Read the listing below and copy out every line that holds "предприятий".

··· RECORDS FOR THIS EXERCISE ···

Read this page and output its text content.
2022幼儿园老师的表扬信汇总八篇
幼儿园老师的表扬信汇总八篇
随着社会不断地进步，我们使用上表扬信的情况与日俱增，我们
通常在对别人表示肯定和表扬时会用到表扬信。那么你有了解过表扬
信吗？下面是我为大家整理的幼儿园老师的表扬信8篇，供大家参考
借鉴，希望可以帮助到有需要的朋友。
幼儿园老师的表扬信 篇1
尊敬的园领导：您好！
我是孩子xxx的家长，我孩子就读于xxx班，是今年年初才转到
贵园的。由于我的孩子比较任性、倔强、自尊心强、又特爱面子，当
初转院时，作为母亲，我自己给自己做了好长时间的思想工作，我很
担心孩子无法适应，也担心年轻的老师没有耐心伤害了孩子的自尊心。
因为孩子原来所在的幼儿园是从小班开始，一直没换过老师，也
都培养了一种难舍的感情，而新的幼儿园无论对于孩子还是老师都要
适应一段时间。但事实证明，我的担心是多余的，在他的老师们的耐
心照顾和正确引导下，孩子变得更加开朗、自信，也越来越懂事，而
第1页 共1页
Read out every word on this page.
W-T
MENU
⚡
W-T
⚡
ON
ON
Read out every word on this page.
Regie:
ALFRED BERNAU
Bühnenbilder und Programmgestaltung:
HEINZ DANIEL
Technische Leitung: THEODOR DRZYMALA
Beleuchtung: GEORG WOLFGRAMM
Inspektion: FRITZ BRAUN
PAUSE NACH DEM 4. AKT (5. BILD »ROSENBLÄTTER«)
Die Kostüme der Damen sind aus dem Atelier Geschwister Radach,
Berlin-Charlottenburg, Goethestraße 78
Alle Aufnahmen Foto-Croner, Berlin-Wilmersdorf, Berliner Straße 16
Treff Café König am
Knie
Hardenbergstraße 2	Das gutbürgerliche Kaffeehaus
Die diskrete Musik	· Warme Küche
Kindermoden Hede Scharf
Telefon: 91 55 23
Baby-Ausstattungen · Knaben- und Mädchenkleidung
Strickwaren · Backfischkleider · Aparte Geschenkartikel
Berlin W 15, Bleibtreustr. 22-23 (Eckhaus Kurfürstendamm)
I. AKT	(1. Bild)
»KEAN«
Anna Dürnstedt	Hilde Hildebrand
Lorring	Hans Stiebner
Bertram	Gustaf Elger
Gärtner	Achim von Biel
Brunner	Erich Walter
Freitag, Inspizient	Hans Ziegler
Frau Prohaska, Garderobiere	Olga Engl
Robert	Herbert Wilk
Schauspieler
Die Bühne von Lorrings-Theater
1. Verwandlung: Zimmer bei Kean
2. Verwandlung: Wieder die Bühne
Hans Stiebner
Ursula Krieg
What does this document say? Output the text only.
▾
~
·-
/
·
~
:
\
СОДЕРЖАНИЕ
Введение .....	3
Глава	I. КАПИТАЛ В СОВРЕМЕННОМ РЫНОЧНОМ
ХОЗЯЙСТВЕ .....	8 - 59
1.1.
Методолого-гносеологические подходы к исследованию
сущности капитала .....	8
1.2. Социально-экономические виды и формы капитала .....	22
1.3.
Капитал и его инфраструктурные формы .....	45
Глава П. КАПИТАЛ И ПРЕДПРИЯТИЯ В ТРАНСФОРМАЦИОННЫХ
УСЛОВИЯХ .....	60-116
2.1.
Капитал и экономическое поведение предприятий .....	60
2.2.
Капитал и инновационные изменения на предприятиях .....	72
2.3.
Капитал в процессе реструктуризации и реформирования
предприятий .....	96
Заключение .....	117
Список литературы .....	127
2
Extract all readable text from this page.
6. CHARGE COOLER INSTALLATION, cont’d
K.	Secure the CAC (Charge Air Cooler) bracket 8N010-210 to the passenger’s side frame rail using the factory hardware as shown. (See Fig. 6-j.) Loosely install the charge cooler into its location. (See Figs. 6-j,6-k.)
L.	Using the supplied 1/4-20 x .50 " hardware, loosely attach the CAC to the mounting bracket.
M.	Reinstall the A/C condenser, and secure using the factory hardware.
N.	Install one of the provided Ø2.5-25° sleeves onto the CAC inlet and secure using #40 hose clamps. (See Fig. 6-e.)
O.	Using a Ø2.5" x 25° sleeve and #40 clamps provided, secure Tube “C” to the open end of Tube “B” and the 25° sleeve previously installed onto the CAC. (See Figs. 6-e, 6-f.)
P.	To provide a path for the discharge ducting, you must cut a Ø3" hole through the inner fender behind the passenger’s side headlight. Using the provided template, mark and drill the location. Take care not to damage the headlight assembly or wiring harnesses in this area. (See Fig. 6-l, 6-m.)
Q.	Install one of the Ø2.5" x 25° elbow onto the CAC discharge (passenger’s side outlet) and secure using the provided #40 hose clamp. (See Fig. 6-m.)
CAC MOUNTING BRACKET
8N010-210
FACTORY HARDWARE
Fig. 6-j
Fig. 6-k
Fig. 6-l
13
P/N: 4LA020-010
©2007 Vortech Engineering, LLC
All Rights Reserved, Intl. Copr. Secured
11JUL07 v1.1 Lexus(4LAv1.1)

···

[TASK OUTPUT]:
Капитал и экономическое поведение предприятий .....	60
предприятий .....	96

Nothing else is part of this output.